Exercise instructions:
In the records below, find each line with the word "complete" and copy it.

Supplied records:
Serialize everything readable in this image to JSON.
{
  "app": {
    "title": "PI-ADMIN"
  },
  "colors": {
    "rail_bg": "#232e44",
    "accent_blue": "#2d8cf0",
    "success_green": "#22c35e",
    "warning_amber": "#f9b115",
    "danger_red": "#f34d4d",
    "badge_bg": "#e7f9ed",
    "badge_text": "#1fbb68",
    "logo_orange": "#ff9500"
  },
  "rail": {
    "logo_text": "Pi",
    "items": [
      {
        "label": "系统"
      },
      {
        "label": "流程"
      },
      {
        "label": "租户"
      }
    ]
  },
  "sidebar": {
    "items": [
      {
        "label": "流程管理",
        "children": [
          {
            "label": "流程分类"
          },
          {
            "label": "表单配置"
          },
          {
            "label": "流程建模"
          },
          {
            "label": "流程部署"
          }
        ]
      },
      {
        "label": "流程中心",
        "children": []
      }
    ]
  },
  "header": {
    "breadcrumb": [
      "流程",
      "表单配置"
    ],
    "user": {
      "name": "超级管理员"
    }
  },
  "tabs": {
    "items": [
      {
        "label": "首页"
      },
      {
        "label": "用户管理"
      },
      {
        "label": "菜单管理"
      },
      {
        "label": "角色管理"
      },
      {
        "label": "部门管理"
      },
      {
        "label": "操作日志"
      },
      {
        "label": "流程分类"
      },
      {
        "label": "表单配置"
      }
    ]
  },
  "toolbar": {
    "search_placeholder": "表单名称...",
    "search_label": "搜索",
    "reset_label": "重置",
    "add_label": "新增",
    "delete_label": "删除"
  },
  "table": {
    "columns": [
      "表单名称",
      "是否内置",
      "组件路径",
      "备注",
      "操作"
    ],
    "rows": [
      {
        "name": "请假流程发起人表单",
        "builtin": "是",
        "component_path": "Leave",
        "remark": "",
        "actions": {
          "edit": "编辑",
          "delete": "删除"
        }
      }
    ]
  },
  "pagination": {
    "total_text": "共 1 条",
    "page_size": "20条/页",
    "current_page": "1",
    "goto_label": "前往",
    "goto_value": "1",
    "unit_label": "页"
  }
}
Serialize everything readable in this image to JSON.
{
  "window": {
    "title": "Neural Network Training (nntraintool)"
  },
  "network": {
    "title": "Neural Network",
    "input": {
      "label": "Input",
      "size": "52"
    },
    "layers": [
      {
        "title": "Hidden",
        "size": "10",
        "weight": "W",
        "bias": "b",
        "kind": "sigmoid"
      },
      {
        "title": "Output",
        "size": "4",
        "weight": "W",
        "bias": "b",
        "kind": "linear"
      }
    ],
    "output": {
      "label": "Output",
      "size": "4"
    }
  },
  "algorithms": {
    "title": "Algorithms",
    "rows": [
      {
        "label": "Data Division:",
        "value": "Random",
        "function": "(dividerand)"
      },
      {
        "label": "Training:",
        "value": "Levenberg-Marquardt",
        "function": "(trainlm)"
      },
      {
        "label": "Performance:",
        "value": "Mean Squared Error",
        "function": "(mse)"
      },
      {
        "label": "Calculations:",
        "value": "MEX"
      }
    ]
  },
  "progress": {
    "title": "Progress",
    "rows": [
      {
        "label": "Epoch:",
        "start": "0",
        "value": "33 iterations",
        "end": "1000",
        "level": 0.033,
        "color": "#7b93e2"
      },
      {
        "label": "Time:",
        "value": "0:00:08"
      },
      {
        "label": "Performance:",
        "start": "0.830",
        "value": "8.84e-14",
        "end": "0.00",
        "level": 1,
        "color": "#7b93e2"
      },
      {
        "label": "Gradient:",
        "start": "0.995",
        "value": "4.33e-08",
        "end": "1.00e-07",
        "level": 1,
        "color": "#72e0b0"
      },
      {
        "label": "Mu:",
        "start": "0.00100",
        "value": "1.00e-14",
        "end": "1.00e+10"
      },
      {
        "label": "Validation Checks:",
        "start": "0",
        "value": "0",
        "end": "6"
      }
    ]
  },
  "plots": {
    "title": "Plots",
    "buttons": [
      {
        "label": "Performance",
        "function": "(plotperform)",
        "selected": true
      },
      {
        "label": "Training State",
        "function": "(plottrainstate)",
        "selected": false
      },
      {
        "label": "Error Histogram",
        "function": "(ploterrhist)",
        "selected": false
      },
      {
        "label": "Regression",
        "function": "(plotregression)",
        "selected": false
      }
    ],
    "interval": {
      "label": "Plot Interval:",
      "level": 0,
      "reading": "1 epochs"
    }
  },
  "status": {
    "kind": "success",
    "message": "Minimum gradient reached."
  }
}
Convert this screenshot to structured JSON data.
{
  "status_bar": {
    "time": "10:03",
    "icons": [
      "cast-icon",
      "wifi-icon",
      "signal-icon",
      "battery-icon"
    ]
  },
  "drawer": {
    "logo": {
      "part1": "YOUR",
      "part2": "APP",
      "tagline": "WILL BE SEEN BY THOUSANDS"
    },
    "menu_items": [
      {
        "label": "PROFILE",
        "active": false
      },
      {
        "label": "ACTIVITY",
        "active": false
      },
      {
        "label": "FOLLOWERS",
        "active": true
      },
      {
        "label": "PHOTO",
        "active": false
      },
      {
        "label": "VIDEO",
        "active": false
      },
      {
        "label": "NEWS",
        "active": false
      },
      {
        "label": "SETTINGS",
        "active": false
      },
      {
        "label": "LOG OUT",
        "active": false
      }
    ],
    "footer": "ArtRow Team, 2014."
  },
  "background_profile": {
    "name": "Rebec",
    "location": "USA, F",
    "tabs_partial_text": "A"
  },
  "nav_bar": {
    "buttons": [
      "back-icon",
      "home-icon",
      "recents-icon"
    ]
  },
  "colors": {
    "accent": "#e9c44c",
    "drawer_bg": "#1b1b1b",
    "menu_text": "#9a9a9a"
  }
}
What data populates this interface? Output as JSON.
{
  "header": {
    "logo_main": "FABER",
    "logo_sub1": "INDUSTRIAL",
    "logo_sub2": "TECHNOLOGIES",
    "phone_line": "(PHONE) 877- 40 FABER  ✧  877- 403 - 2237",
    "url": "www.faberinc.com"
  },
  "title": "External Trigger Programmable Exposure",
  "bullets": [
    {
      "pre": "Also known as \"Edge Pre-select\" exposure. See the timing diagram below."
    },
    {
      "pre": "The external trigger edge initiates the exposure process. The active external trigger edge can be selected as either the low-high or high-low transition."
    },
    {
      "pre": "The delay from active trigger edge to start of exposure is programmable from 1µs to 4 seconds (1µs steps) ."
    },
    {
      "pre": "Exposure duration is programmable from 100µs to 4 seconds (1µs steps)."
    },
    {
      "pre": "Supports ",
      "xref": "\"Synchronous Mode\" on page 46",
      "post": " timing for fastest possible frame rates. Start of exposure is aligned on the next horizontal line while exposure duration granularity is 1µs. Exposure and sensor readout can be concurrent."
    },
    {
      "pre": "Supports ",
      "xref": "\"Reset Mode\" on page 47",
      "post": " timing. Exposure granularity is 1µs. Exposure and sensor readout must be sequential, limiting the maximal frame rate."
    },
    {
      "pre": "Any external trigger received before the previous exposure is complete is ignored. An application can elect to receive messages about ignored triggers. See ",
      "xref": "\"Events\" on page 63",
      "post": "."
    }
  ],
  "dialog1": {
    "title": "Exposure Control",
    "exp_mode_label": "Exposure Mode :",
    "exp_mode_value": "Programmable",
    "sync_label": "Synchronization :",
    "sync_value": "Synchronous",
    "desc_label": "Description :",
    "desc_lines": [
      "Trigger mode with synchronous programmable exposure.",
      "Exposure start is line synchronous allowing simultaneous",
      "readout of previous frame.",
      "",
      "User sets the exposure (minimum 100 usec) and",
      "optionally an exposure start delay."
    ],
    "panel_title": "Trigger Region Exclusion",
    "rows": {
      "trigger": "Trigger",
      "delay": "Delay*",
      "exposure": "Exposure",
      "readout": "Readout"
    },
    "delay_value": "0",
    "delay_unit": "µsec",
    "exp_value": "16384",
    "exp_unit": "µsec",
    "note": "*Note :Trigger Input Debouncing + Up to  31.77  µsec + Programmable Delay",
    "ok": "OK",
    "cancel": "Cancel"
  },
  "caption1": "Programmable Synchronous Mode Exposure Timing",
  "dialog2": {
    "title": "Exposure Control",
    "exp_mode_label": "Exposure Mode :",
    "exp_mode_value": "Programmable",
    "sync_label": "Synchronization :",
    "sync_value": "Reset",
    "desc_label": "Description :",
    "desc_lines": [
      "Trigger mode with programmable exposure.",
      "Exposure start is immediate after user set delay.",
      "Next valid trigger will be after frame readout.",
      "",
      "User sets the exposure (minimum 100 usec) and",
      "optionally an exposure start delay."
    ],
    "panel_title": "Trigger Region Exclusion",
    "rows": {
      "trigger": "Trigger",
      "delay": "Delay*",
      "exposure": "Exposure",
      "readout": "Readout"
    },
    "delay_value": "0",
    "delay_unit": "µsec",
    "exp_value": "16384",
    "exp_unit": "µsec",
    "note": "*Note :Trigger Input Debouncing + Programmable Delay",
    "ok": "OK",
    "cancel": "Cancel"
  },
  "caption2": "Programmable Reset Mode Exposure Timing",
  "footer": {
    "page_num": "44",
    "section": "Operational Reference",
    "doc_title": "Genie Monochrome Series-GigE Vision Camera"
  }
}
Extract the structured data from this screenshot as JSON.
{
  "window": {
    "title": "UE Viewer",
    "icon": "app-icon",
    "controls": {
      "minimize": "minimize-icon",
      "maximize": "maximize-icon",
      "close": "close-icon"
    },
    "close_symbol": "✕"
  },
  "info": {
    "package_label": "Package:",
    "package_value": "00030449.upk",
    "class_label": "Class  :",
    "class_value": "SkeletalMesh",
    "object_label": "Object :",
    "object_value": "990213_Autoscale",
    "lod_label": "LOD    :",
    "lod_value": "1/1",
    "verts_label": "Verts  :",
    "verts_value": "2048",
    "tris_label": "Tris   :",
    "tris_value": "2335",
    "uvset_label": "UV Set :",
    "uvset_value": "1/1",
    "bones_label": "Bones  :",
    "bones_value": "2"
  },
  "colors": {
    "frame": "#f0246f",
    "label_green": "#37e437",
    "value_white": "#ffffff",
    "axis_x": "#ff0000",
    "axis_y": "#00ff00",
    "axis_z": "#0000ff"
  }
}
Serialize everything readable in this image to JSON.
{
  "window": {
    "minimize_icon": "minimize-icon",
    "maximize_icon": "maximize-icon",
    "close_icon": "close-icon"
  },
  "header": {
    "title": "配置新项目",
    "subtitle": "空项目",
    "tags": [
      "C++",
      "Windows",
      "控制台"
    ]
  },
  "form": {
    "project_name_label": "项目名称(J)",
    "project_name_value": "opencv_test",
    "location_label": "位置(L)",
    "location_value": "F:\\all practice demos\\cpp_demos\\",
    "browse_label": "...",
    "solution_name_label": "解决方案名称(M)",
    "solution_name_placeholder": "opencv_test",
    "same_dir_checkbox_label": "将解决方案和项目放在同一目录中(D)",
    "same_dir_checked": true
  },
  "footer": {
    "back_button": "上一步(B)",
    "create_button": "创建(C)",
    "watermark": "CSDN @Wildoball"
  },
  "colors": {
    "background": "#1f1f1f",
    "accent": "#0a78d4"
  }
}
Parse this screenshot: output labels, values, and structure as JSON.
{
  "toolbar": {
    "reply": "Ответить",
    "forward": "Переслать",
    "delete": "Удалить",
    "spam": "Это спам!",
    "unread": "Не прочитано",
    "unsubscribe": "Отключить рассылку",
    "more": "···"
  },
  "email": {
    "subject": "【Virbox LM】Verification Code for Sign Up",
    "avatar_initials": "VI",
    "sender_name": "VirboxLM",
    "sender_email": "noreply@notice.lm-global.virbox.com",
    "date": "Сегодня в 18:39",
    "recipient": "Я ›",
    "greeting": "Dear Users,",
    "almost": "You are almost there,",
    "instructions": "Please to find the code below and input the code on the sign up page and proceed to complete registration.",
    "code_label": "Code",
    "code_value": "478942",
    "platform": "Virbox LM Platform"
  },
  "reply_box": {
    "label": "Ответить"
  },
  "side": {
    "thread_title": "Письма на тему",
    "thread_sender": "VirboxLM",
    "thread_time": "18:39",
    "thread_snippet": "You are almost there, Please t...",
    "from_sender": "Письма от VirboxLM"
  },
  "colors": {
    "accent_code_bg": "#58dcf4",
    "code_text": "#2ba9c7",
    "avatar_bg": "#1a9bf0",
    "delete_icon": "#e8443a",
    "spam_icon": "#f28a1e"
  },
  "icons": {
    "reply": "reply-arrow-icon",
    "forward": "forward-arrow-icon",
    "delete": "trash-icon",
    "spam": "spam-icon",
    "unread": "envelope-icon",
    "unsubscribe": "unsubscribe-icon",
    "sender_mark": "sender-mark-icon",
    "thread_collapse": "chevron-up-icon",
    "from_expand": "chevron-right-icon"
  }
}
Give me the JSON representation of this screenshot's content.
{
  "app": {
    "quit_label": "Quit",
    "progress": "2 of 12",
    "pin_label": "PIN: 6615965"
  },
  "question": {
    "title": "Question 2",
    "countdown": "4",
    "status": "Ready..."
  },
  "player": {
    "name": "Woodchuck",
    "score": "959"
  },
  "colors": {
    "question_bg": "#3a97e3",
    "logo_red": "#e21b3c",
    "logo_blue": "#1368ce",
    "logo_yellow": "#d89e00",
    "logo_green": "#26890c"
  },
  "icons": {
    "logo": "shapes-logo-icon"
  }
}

Task response:
      "pre": "Any external trigger received before the previous exposure is complete is ignored. An application can elect to receive messages about ignored triggers. See ",
    "instructions": "Please to find the code below and input the code on the sign up page and proceed to complete registration.",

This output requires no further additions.